# WRITTEN REQUEST
Can you pull out the records starting at the very first line and ending at the line that contains "list-item[interactable]: ▶ Evper", including that line, and reproduce each one verbatim?

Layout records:
· · · ·

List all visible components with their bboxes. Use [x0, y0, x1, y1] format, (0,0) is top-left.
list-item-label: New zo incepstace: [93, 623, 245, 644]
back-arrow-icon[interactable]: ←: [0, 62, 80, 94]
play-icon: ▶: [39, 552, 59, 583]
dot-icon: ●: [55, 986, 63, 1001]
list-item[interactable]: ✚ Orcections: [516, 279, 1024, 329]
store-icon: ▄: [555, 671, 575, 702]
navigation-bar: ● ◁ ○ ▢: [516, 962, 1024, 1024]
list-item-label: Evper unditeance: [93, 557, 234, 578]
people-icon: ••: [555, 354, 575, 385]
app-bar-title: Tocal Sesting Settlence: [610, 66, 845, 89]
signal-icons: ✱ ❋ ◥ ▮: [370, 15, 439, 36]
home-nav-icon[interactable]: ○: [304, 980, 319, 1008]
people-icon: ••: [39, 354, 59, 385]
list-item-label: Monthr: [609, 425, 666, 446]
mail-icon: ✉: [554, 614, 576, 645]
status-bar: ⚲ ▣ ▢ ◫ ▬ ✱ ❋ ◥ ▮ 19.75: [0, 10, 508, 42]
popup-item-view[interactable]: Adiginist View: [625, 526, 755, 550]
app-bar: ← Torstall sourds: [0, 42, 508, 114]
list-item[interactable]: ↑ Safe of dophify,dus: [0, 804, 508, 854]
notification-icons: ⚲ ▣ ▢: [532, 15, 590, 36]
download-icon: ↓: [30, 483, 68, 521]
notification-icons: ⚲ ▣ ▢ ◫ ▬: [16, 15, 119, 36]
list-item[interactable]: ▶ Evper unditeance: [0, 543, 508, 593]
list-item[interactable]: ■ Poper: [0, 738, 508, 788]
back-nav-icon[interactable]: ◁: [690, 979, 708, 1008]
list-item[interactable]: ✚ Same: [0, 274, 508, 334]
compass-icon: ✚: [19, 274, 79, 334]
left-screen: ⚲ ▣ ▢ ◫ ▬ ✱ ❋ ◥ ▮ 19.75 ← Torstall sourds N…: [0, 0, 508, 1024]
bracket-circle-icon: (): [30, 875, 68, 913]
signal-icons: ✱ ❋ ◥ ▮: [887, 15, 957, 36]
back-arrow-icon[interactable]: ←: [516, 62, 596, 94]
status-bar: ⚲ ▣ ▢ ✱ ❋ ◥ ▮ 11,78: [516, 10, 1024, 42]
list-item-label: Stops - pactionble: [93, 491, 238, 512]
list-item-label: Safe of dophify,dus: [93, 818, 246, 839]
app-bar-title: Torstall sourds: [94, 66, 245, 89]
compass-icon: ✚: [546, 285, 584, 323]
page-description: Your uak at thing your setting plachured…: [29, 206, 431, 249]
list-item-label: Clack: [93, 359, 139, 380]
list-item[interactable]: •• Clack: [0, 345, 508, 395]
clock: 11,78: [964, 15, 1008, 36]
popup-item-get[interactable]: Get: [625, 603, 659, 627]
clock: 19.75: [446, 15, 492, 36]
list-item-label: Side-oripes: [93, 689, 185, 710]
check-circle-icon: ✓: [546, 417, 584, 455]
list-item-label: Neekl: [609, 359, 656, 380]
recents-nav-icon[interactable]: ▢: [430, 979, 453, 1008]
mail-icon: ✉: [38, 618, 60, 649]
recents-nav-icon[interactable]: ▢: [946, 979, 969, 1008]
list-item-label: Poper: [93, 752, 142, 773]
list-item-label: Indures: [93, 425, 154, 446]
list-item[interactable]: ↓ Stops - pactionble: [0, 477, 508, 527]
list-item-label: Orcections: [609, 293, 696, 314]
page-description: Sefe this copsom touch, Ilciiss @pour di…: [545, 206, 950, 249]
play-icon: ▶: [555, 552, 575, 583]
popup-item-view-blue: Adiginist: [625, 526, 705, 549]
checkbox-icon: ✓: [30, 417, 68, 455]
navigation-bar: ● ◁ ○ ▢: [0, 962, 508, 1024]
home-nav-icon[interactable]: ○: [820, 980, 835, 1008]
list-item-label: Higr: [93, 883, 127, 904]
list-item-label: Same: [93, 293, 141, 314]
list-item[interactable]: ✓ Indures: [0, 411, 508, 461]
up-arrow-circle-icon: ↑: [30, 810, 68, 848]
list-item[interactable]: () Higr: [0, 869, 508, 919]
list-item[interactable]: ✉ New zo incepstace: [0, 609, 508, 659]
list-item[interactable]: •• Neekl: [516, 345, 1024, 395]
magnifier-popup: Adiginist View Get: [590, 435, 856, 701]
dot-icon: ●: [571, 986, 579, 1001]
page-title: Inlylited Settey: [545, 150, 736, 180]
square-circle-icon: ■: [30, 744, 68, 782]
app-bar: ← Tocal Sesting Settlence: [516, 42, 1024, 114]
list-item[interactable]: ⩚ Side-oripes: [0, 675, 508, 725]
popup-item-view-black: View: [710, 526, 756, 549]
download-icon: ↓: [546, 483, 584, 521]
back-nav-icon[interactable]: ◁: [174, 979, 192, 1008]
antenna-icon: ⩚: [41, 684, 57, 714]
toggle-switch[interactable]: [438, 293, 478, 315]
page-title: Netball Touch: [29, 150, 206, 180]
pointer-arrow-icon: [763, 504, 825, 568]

· · · ·

# WRITTEN RESPONSE
List all visible components with their bboxes. Use [x0, y0, x1, y1] format, (0,0) is top-left.
list-item-label: New zo incepstace: [93, 623, 245, 644]
back-arrow-icon[interactable]: ←: [0, 62, 80, 94]
play-icon: ▶: [39, 552, 59, 583]
dot-icon: ●: [55, 986, 63, 1001]
list-item[interactable]: ✚ Orcections: [516, 279, 1024, 329]
store-icon: ▄: [555, 671, 575, 702]
navigation-bar: ● ◁ ○ ▢: [516, 962, 1024, 1024]
list-item-label: Evper unditeance: [93, 557, 234, 578]
people-icon: ••: [555, 354, 575, 385]
app-bar-title: Tocal Sesting Settlence: [610, 66, 845, 89]
signal-icons: ✱ ❋ ◥ ▮: [370, 15, 439, 36]
home-nav-icon[interactable]: ○: [304, 980, 319, 1008]
people-icon: ••: [39, 354, 59, 385]
list-item-label: Monthr: [609, 425, 666, 446]
mail-icon: ✉: [554, 614, 576, 645]
status-bar: ⚲ ▣ ▢ ◫ ▬ ✱ ❋ ◥ ▮ 19.75: [0, 10, 508, 42]
popup-item-view[interactable]: Adiginist View: [625, 526, 755, 550]
app-bar: ← Torstall sourds: [0, 42, 508, 114]
list-item[interactable]: ↑ Safe of dophify,dus: [0, 804, 508, 854]
notification-icons: ⚲ ▣ ▢: [532, 15, 590, 36]
download-icon: ↓: [30, 483, 68, 521]
notification-icons: ⚲ ▣ ▢ ◫ ▬: [16, 15, 119, 36]
list-item[interactable]: ▶ Evper unditeance: [0, 543, 508, 593]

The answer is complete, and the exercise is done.